• DATASET EXTRACT:
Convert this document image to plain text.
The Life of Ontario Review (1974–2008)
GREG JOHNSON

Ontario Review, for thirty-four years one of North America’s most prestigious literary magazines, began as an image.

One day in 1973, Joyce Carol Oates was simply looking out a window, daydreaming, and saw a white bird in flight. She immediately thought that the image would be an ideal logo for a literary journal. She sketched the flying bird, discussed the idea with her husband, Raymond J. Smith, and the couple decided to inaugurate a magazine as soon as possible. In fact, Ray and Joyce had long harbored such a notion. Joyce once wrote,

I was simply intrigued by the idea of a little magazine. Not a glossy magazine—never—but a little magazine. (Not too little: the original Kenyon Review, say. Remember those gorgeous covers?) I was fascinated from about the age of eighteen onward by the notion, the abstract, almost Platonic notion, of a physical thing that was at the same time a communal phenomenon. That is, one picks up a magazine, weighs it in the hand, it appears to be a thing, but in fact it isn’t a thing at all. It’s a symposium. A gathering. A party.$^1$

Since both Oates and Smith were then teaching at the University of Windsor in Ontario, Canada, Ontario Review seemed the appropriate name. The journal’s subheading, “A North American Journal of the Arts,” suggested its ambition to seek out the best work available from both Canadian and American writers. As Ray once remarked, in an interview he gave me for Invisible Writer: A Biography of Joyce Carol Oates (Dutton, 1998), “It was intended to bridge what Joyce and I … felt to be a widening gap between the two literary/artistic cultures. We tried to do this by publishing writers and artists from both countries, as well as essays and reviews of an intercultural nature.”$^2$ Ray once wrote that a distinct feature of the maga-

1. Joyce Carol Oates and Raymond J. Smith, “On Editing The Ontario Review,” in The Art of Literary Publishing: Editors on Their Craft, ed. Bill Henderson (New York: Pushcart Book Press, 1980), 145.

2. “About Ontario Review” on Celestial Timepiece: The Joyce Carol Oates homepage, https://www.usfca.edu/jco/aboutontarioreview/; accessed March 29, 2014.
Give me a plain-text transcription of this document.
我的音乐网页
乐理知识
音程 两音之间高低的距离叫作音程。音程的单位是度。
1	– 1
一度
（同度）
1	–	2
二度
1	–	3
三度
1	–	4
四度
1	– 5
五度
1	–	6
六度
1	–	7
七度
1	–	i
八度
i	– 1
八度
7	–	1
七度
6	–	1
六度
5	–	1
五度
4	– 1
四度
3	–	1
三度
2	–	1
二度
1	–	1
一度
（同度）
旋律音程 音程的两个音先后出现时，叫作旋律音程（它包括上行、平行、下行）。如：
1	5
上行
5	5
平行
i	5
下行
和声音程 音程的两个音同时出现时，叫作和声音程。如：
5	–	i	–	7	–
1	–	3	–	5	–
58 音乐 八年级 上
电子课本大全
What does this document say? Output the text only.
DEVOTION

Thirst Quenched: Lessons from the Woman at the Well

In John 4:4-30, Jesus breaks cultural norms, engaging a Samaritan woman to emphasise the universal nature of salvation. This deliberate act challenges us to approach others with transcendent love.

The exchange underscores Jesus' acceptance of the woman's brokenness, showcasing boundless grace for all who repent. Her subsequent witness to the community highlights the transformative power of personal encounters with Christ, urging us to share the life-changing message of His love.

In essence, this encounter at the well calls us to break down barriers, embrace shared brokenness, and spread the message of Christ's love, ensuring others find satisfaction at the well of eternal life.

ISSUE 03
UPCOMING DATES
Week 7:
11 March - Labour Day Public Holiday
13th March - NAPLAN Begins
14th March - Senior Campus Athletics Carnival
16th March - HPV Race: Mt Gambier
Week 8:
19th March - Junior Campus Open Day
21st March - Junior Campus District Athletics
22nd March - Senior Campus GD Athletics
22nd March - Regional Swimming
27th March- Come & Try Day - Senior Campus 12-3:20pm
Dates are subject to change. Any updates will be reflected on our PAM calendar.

• WHAT YOU HAVE TO DO: Extract every line from the records above that contains the word "wrote".

• PROBLEM SOLUTION:
One day in 1973, Joyce Carol Oates was simply looking out a window, daydreaming, and saw a white bird in flight. She immediately thought that the image would be an ideal logo for a literary journal. She sketched the flying bird, discussed the idea with her husband, Raymond J. Smith, and the couple decided to inaugurate a magazine as soon as possible. In fact, Ray and Joyce had long harbored such a notion. Joyce once wrote,
Since both Oates and Smith were then teaching at the University of Windsor in Ontario, Canada, Ontario Review seemed the appropriate name. The journal’s subheading, “A North American Journal of the Arts,” suggested its ambition to seek out the best work available from both Canadian and American writers. As Ray once remarked, in an interview he gave me for Invisible Writer: A Biography of Joyce Carol Oates (Dutton, 1998), “It was intended to bridge what Joyce and I … felt to be a widening gap between the two literary/artistic cultures. We tried to do this by publishing writers and artists from both countries, as well as essays and reviews of an intercultural nature.”$^2$ Ray once wrote that a distinct feature of the maga-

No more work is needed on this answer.